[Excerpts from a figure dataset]

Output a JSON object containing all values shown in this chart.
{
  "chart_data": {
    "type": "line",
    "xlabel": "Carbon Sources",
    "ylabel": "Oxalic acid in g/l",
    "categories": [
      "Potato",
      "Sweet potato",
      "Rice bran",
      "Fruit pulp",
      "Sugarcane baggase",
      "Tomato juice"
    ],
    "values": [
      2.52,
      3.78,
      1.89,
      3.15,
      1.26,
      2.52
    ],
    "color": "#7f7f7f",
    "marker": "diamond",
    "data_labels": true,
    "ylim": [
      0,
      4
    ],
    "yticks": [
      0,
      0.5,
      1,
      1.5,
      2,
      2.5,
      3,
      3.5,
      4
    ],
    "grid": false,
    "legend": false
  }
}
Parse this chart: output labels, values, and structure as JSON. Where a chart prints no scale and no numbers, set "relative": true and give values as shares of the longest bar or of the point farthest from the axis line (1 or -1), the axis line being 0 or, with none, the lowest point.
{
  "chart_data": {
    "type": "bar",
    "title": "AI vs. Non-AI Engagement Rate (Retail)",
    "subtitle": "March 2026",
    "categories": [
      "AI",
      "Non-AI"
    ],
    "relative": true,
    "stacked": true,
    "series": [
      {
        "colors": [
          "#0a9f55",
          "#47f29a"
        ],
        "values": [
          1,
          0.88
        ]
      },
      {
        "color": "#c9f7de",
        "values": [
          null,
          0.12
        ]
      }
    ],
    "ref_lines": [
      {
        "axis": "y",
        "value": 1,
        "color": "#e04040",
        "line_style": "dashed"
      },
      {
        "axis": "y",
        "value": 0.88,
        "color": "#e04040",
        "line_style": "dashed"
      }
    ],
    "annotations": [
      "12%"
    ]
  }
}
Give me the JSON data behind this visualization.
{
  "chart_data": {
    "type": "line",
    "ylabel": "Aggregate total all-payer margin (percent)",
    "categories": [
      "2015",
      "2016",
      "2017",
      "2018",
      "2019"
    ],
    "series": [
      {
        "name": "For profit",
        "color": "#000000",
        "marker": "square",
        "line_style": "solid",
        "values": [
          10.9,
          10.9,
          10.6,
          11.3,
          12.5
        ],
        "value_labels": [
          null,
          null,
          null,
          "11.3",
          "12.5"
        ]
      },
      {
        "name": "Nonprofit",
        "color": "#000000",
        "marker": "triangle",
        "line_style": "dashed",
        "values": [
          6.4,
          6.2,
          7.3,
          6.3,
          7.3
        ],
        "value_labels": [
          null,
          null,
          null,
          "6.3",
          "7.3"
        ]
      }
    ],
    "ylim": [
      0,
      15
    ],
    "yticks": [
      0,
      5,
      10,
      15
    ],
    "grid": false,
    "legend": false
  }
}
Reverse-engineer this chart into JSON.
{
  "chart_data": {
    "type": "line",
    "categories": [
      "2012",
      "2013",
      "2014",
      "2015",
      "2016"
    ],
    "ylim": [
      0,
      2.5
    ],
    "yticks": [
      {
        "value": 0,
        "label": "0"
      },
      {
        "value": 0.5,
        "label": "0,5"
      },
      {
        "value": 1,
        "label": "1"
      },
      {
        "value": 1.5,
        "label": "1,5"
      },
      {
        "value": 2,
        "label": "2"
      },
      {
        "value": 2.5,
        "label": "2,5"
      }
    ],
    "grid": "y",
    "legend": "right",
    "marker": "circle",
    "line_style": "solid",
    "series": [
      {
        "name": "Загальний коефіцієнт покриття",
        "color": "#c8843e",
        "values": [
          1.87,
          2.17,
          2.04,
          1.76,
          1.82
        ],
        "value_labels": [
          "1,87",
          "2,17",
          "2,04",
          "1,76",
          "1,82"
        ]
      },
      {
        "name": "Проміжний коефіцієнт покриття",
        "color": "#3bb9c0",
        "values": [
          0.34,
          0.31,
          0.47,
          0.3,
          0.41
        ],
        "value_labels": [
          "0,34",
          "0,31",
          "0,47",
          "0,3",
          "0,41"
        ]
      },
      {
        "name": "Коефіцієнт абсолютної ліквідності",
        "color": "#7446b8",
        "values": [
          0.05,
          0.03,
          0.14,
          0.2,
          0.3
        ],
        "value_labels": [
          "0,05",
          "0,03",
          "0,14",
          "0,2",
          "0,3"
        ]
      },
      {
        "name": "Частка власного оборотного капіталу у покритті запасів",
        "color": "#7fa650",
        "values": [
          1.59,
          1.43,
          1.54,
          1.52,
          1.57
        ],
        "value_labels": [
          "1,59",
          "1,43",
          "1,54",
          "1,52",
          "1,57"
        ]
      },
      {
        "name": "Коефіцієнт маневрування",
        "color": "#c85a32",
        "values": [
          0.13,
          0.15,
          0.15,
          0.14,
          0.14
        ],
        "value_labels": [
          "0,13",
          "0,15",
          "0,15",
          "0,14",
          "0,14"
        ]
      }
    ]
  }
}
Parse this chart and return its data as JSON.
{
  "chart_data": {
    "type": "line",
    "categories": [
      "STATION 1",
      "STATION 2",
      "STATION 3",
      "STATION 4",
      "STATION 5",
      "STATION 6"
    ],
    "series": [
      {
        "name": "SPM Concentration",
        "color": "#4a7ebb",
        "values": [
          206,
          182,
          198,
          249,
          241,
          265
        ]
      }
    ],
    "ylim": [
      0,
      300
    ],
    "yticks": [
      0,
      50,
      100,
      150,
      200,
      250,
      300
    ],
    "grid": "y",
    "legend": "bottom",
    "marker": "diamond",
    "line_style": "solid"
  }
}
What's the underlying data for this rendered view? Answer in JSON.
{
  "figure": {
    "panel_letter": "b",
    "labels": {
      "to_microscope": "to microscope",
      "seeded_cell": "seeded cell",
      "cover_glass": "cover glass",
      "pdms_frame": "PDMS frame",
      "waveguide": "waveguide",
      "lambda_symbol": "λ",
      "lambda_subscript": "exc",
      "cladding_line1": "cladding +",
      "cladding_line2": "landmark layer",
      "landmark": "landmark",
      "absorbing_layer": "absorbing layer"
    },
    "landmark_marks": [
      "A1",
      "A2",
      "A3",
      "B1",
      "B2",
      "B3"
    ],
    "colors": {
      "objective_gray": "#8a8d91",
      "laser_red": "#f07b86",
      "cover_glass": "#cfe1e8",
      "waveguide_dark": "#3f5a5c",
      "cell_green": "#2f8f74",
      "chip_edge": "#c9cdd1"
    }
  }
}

__SHORT EXERCISE__:
Find the lines with the string "STATION" and reproduce them.

__THE OUTPUT__:
      "STATION 1",
      "STATION 2",
      "STATION 3",
      "STATION 4",
      "STATION 5",
      "STATION 6"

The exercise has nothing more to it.